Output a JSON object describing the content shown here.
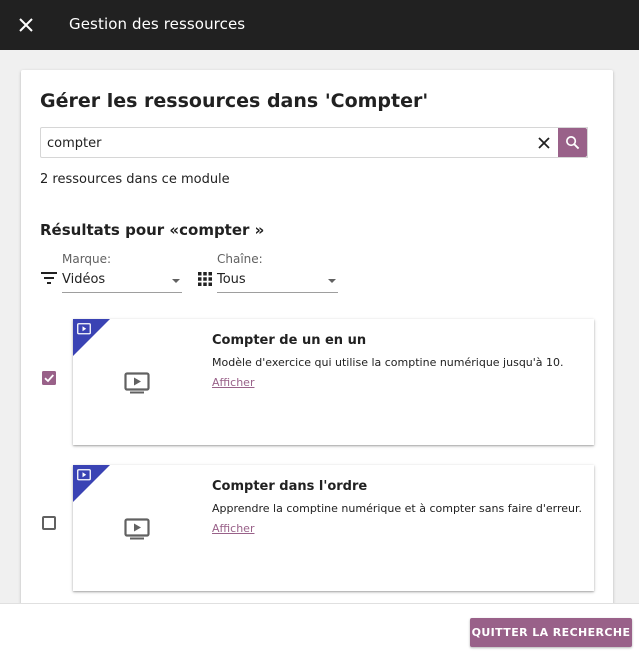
{
  "appbar": {
    "title": "Gestion des ressources"
  },
  "page": {
    "heading": "Gérer les ressources dans 'Compter'",
    "count_text": "2 ressources dans ce module",
    "results_heading": "Résultats pour «compter »"
  },
  "search": {
    "value": "compter",
    "placeholder": ""
  },
  "filters": {
    "brand": {
      "label": "Marque:",
      "value": "Vidéos"
    },
    "channel": {
      "label": "Chaîne:",
      "value": "Tous"
    }
  },
  "results": [
    {
      "title": "Compter de un en un",
      "description": "Modèle d'exercice qui utilise la comptine numérique jusqu'à 10.",
      "link": "Afficher",
      "checked": true
    },
    {
      "title": "Compter dans l'ordre",
      "description": "Apprendre la comptine numérique et à compter sans faire d'erreur.",
      "link": "Afficher",
      "checked": false
    }
  ],
  "bottom": {
    "quit_label": "QUITTER LA RECHERCHE"
  },
  "colors": {
    "accent": "#996189",
    "corner": "#3a43b4",
    "appbar": "#212121"
  },
  "icons": {
    "close": "close-icon",
    "clear": "clear-icon",
    "search": "search-icon",
    "filter": "filter-icon",
    "grid": "apps-grid-icon",
    "video": "video-icon",
    "checkbox_checked": "checkbox-checked-icon",
    "checkbox_unchecked": "checkbox-unchecked-icon"
  }
}
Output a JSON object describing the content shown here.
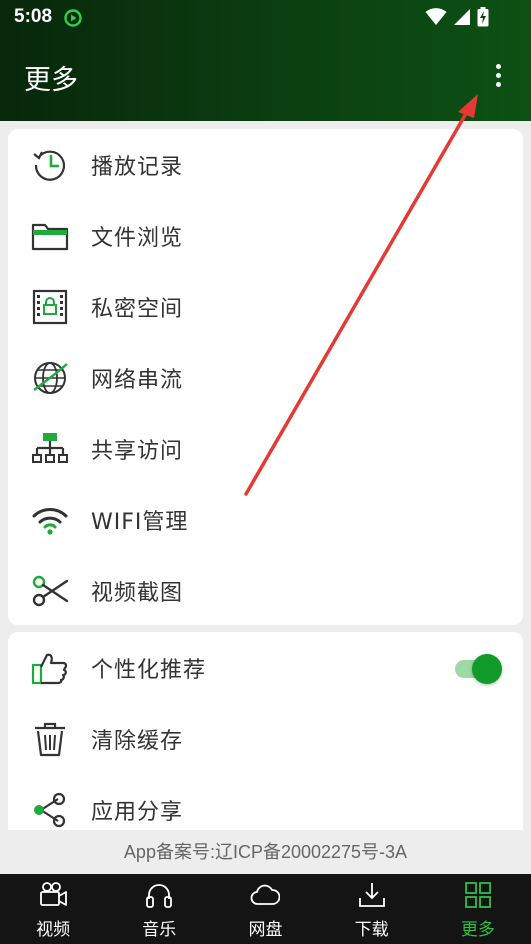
{
  "status_bar": {
    "time": "5:08"
  },
  "header": {
    "title": "更多"
  },
  "menu_main": [
    {
      "icon": "history-clock-icon",
      "label": "播放记录"
    },
    {
      "icon": "folder-icon",
      "label": "文件浏览"
    },
    {
      "icon": "private-lock-icon",
      "label": "私密空间"
    },
    {
      "icon": "globe-icon",
      "label": "网络串流"
    },
    {
      "icon": "network-tree-icon",
      "label": "共享访问"
    },
    {
      "icon": "wifi-icon",
      "label": "WIFI管理"
    },
    {
      "icon": "scissors-icon",
      "label": "视频截图"
    }
  ],
  "menu_settings": [
    {
      "icon": "thumbs-up-icon",
      "label": "个性化推荐",
      "toggle": true
    },
    {
      "icon": "trash-icon",
      "label": "清除缓存"
    },
    {
      "icon": "share-icon",
      "label": "应用分享"
    }
  ],
  "footer": {
    "icp": "App备案号:辽ICP备20002275号-3A"
  },
  "bottom_nav": [
    {
      "icon": "video-camera-icon",
      "label": "视频",
      "active": false
    },
    {
      "icon": "headphones-icon",
      "label": "音乐",
      "active": false
    },
    {
      "icon": "cloud-icon",
      "label": "网盘",
      "active": false
    },
    {
      "icon": "download-icon",
      "label": "下载",
      "active": false
    },
    {
      "icon": "grid-icon",
      "label": "更多",
      "active": true
    }
  ],
  "colors": {
    "accent": "#0f9a2a",
    "header_dark": "#08270b",
    "annotation": "#e53935"
  }
}
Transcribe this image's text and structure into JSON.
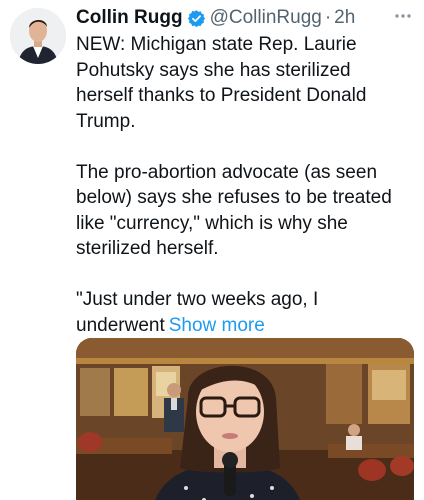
{
  "tweet": {
    "author_name": "Collin Rugg",
    "handle": "@CollinRugg",
    "separator": "·",
    "time": "2h",
    "verified_icon": "verified-badge-icon",
    "more_icon": "more-dots-icon",
    "paragraphs": [
      [
        "NEW: Michigan state Rep. Laurie",
        "Pohutsky says she has sterilized",
        "herself thanks to President Donald",
        "Trump."
      ],
      [
        "The pro-abortion advocate (as seen",
        "below) says she refuses to be treated",
        "like \"currency,\" which is why she",
        "sterilized herself."
      ],
      [
        "\"Just under two weeks ago, I",
        "underwent"
      ]
    ],
    "show_more": "Show more",
    "colors": {
      "text": "#0f1419",
      "secondary": "#536471",
      "link": "#1d9bf0",
      "verified": "#1d9bf0"
    }
  }
}
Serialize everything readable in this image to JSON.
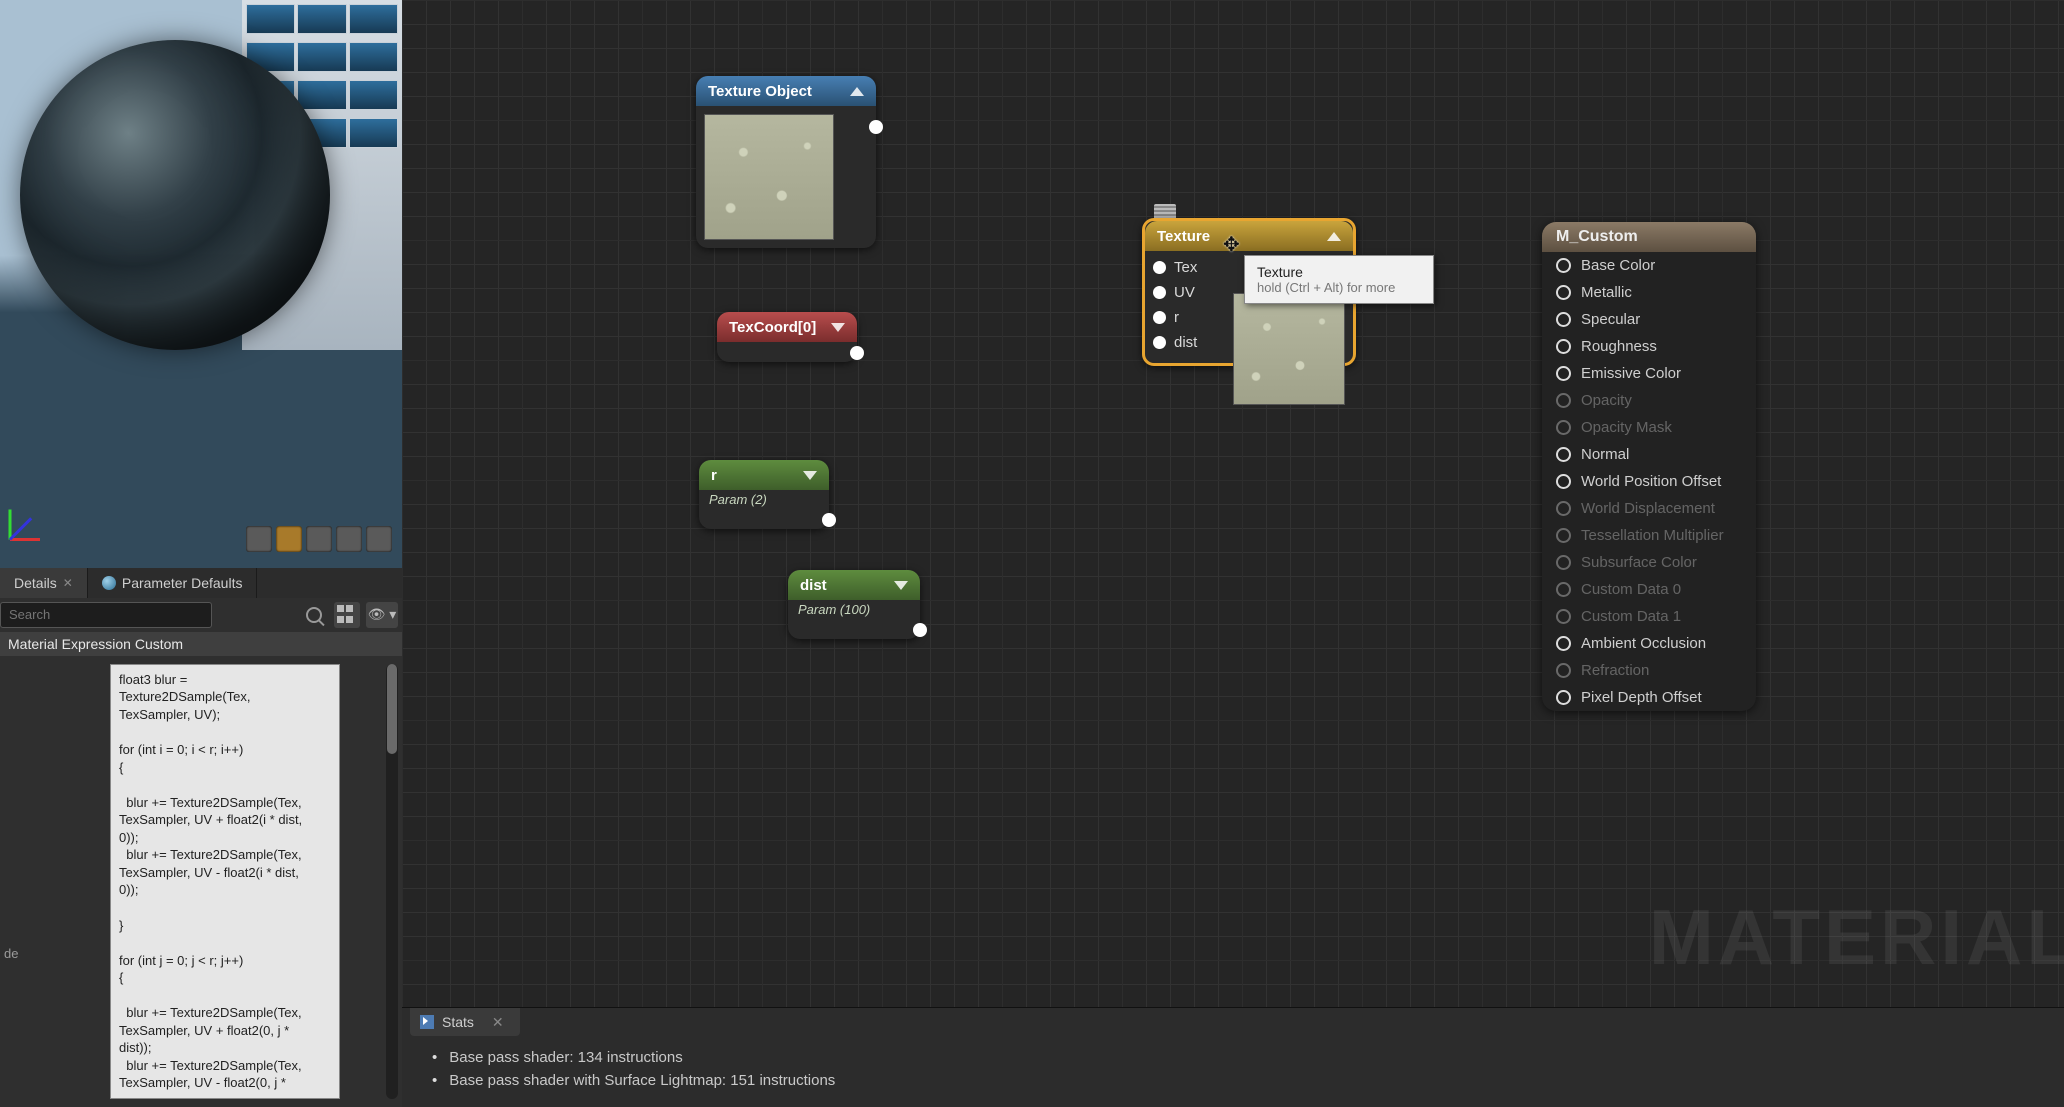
{
  "left": {
    "tabs": {
      "details": "Details",
      "param_defaults": "Parameter Defaults"
    },
    "search_placeholder": "Search",
    "section_header": "Material Expression Custom",
    "code": "float3 blur =\nTexture2DSample(Tex,\nTexSampler, UV);\n\nfor (int i = 0; i < r; i++)\n{\n\n  blur += Texture2DSample(Tex,\nTexSampler, UV + float2(i * dist,\n0));\n  blur += Texture2DSample(Tex,\nTexSampler, UV - float2(i * dist,\n0));\n\n}\n\nfor (int j = 0; j < r; j++)\n{\n\n  blur += Texture2DSample(Tex,\nTexSampler, UV + float2(0, j *\ndist));\n  blur += Texture2DSample(Tex,\nTexSampler, UV - float2(0, j *"
  },
  "nodes": {
    "tex_obj": {
      "title": "Texture Object"
    },
    "texcoord": {
      "title": "TexCoord[0]"
    },
    "r": {
      "title": "r",
      "param": "Param (2)"
    },
    "dist": {
      "title": "dist",
      "param": "Param (100)"
    },
    "texture": {
      "title": "Texture",
      "inputs": [
        "Tex",
        "UV",
        "r",
        "dist"
      ]
    }
  },
  "tooltip": {
    "title": "Texture",
    "sub": "hold (Ctrl + Alt) for more"
  },
  "result": {
    "title": "M_Custom",
    "pins": [
      {
        "label": "Base Color",
        "on": true
      },
      {
        "label": "Metallic",
        "on": true
      },
      {
        "label": "Specular",
        "on": true
      },
      {
        "label": "Roughness",
        "on": true
      },
      {
        "label": "Emissive Color",
        "on": true
      },
      {
        "label": "Opacity",
        "on": false
      },
      {
        "label": "Opacity Mask",
        "on": false
      },
      {
        "label": "Normal",
        "on": true
      },
      {
        "label": "World Position Offset",
        "on": true
      },
      {
        "label": "World Displacement",
        "on": false
      },
      {
        "label": "Tessellation Multiplier",
        "on": false
      },
      {
        "label": "Subsurface Color",
        "on": false
      },
      {
        "label": "Custom Data 0",
        "on": false
      },
      {
        "label": "Custom Data 1",
        "on": false
      },
      {
        "label": "Ambient Occlusion",
        "on": true
      },
      {
        "label": "Refraction",
        "on": false
      },
      {
        "label": "Pixel Depth Offset",
        "on": true
      }
    ]
  },
  "stats": {
    "tab": "Stats",
    "lines": [
      "Base pass shader: 134 instructions",
      "Base pass shader with Surface Lightmap: 151 instructions"
    ]
  },
  "watermark": "MATERIAL"
}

++++++++++

— SHORT PROBLEM —
Without the pictures, output the full listing exactly as it stands.

— RESULT —
Output a JSON object describing the content shown here.
{
  "appbar": {
    "title": "Gestion des ressources"
  },
  "page": {
    "heading": "Gérer les ressources dans 'Compter'",
    "count_text": "2 ressources dans ce module",
    "results_heading": "Résultats pour «compter »"
  },
  "search": {
    "value": "compter",
    "placeholder": ""
  },
  "filters": {
    "brand": {
      "label": "Marque:",
      "value": "Vidéos"
    },
    "channel": {
      "label": "Chaîne:",
      "value": "Tous"
    }
  },
  "results": [
    {
      "title": "Compter de un en un",
      "description": "Modèle d'exercice qui utilise la comptine numérique jusqu'à 10.",
      "link": "Afficher",
      "checked": true
    },
    {
      "title": "Compter dans l'ordre",
      "description": "Apprendre la comptine numérique et à compter sans faire d'erreur.",
      "link": "Afficher",
      "checked": false
    }
  ],
  "bottom": {
    "quit_label": "QUITTER LA RECHERCHE"
  },
  "colors": {
    "accent": "#996189",
    "corner": "#3a43b4",
    "appbar": "#212121"
  },
  "icons": {
    "close": "close-icon",
    "clear": "clear-icon",
    "search": "search-icon",
    "filter": "filter-icon",
    "grid": "apps-grid-icon",
    "video": "video-icon",
    "checkbox_checked": "checkbox-checked-icon",
    "checkbox_unchecked": "checkbox-unchecked-icon"
  }
}
Output a JSON object describing the content shown here.
{
  "status_bar": {
    "time": "5:08"
  },
  "header": {
    "title": "更多"
  },
  "menu_main": [
    {
      "icon": "history-clock-icon",
      "label": "播放记录"
    },
    {
      "icon": "folder-icon",
      "label": "文件浏览"
    },
    {
      "icon": "private-lock-icon",
      "label": "私密空间"
    },
    {
      "icon": "globe-icon",
      "label": "网络串流"
    },
    {
      "icon": "network-tree-icon",
      "label": "共享访问"
    },
    {
      "icon": "wifi-icon",
      "label": "WIFI管理"
    },
    {
      "icon": "scissors-icon",
      "label": "视频截图"
    }
  ],
  "menu_settings": [
    {
      "icon": "thumbs-up-icon",
      "label": "个性化推荐",
      "toggle": true
    },
    {
      "icon": "trash-icon",
      "label": "清除缓存"
    },
    {
      "icon": "share-icon",
      "label": "应用分享"
    }
  ],
  "footer": {
    "icp": "App备案号:辽ICP备20002275号-3A"
  },
  "bottom_nav": [
    {
      "icon": "video-camera-icon",
      "label": "视频",
      "active": false
    },
    {
      "icon": "headphones-icon",
      "label": "音乐",
      "active": false
    },
    {
      "icon": "cloud-icon",
      "label": "网盘",
      "active": false
    },
    {
      "icon": "download-icon",
      "label": "下载",
      "active": false
    },
    {
      "icon": "grid-icon",
      "label": "更多",
      "active": true
    }
  ],
  "colors": {
    "accent": "#0f9a2a",
    "header_dark": "#08270b",
    "annotation": "#e53935"
  }
}
Transcribe this image's text and structure into JSON.
{
  "tweet": {
    "author_name": "Collin Rugg",
    "handle": "@CollinRugg",
    "separator": "·",
    "time": "2h",
    "verified_icon": "verified-badge-icon",
    "more_icon": "more-dots-icon",
    "paragraphs": [
      [
        "NEW: Michigan state Rep. Laurie",
        "Pohutsky says she has sterilized",
        "herself thanks to President Donald",
        "Trump."
      ],
      [
        "The pro-abortion advocate (as seen",
        "below) says she refuses to be treated",
        "like \"currency,\" which is why she",
        "sterilized herself."
      ],
      [
        "\"Just under two weeks ago, I",
        "underwent"
      ]
    ],
    "show_more": "Show more",
    "colors": {
      "text": "#0f1419",
      "secondary": "#536471",
      "link": "#1d9bf0",
      "verified": "#1d9bf0"
    }
  }
}
Serialize everything readable in this image to JSON.
{
  "left": {
    "tabs": {
      "details": "Details",
      "param_defaults": "Parameter Defaults"
    },
    "search_placeholder": "Search",
    "section_header": "Material Expression Custom",
    "code": "float3 blur =\nTexture2DSample(Tex,\nTexSampler, UV);\n\nfor (int i = 0; i < r; i++)\n{\n\n  blur += Texture2DSample(Tex,\nTexSampler, UV + float2(i * dist,\n0));\n  blur += Texture2DSample(Tex,\nTexSampler, UV - float2(i * dist,\n0));\n\n}\n\nfor (int j = 0; j < r; j++)\n{\n\n  blur += Texture2DSample(Tex,\nTexSampler, UV + float2(0, j *\ndist));\n  blur += Texture2DSample(Tex,\nTexSampler, UV - float2(0, j *"
  },
  "nodes": {
    "tex_obj": {
      "title": "Texture Object"
    },
    "texcoord": {
      "title": "TexCoord[0]"
    },
    "r": {
      "title": "r",
      "param": "Param (2)"
    },
    "dist": {
      "title": "dist",
      "param": "Param (100)"
    },
    "texture": {
      "title": "Texture",
      "inputs": [
        "Tex",
        "UV",
        "r",
        "dist"
      ]
    }
  },
  "tooltip": {
    "title": "Texture",
    "sub": "hold (Ctrl + Alt) for more"
  },
  "result": {
    "title": "M_Custom",
    "pins": [
      {
        "label": "Base Color",
        "on": true
      },
      {
        "label": "Metallic",
        "on": true
      },
      {
        "label": "Specular",
        "on": true
      },
      {
        "label": "Roughness",
        "on": true
      },
      {
        "label": "Emissive Color",
        "on": true
      },
      {
        "label": "Opacity",
        "on": false
      },
      {
        "label": "Opacity Mask",
        "on": false
      },
      {
        "label": "Normal",
        "on": true
      },
      {
        "label": "World Position Offset",
        "on": true
      },
      {
        "label": "World Displacement",
        "on": false
      },
      {
        "label": "Tessellation Multiplier",
        "on": false
      },
      {
        "label": "Subsurface Color",
        "on": false
      },
      {
        "label": "Custom Data 0",
        "on": false
      },
      {
        "label": "Custom Data 1",
        "on": false
      },
      {
        "label": "Ambient Occlusion",
        "on": true
      },
      {
        "label": "Refraction",
        "on": false
      },
      {
        "label": "Pixel Depth Offset",
        "on": true
      }
    ]
  },
  "stats": {
    "tab": "Stats",
    "lines": [
      "Base pass shader: 134 instructions",
      "Base pass shader with Surface Lightmap: 151 instructions"
    ]
  },
  "watermark": "MATERIAL"
}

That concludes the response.